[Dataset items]

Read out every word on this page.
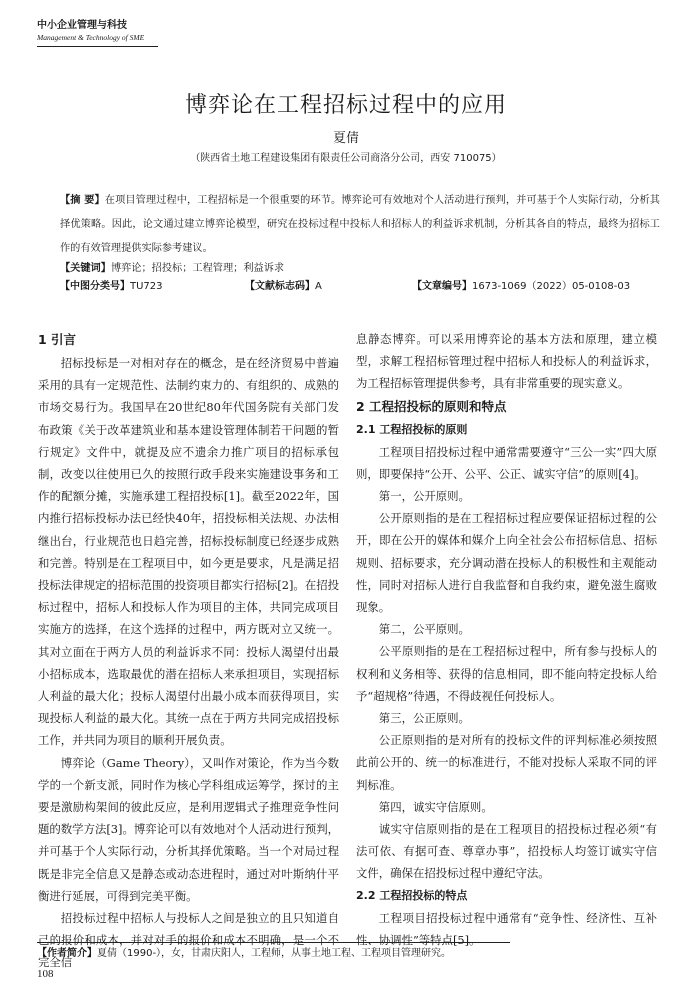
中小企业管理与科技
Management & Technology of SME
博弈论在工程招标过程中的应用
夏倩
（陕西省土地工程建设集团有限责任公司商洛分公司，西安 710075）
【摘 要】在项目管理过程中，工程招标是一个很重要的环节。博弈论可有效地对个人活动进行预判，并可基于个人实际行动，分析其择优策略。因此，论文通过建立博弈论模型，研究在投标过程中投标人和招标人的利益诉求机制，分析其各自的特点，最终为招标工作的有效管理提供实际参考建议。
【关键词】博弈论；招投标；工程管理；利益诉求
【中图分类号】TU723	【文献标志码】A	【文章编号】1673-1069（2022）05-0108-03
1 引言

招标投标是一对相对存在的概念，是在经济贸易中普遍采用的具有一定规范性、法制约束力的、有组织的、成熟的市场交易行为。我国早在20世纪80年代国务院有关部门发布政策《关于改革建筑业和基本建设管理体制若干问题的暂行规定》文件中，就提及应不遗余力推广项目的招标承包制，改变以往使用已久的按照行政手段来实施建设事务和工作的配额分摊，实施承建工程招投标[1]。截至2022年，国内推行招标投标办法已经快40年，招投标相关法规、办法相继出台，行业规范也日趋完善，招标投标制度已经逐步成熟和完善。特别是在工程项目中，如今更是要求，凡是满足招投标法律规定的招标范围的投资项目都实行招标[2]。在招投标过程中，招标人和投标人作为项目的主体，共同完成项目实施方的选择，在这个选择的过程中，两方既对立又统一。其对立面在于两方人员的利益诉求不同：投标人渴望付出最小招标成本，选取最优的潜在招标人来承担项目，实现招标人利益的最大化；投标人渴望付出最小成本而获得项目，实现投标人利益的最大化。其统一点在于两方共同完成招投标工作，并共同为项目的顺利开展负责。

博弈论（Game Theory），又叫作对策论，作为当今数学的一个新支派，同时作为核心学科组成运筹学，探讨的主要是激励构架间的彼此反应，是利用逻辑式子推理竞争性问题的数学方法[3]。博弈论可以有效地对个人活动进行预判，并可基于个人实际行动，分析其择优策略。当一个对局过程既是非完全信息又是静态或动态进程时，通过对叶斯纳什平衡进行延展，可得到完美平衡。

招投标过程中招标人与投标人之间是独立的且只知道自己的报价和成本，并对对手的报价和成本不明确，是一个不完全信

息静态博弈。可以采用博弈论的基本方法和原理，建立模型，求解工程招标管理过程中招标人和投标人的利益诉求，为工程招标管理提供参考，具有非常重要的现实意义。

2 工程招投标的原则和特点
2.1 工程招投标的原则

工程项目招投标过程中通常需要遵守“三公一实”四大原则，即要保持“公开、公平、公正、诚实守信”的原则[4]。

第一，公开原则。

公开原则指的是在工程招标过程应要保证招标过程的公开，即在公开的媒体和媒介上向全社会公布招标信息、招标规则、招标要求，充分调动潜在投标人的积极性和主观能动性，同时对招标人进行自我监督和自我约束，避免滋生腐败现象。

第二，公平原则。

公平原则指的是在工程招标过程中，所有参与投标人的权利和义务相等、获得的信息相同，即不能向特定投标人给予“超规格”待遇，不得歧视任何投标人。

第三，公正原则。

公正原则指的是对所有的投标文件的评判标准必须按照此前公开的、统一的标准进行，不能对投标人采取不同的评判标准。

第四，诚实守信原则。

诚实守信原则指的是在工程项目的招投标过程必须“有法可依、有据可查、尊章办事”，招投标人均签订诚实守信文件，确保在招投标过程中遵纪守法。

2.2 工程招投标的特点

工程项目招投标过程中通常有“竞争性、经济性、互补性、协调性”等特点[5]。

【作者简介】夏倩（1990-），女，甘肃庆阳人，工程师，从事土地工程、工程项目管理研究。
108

Problem details:
Copy every line above that holds the word "并可基于个人实际行动".

Output of the exercise:
【摘 要】在项目管理过程中，工程招标是一个很重要的环节。博弈论可有效地对个人活动进行预判，并可基于个人实际行动，分析其择优策略。因此，论文通过建立博弈论模型，研究在投标过程中投标人和招标人的利益诉求机制，分析其各自的特点，最终为招标工作的有效管理提供实际参考建议。
博弈论（Game Theory），又叫作对策论，作为当今数学的一个新支派，同时作为核心学科组成运筹学，探讨的主要是激励构架间的彼此反应，是利用逻辑式子推理竞争性问题的数学方法[3]。博弈论可以有效地对个人活动进行预判，并可基于个人实际行动，分析其择优策略。当一个对局过程既是非完全信息又是静态或动态进程时，通过对叶斯纳什平衡进行延展，可得到完美平衡。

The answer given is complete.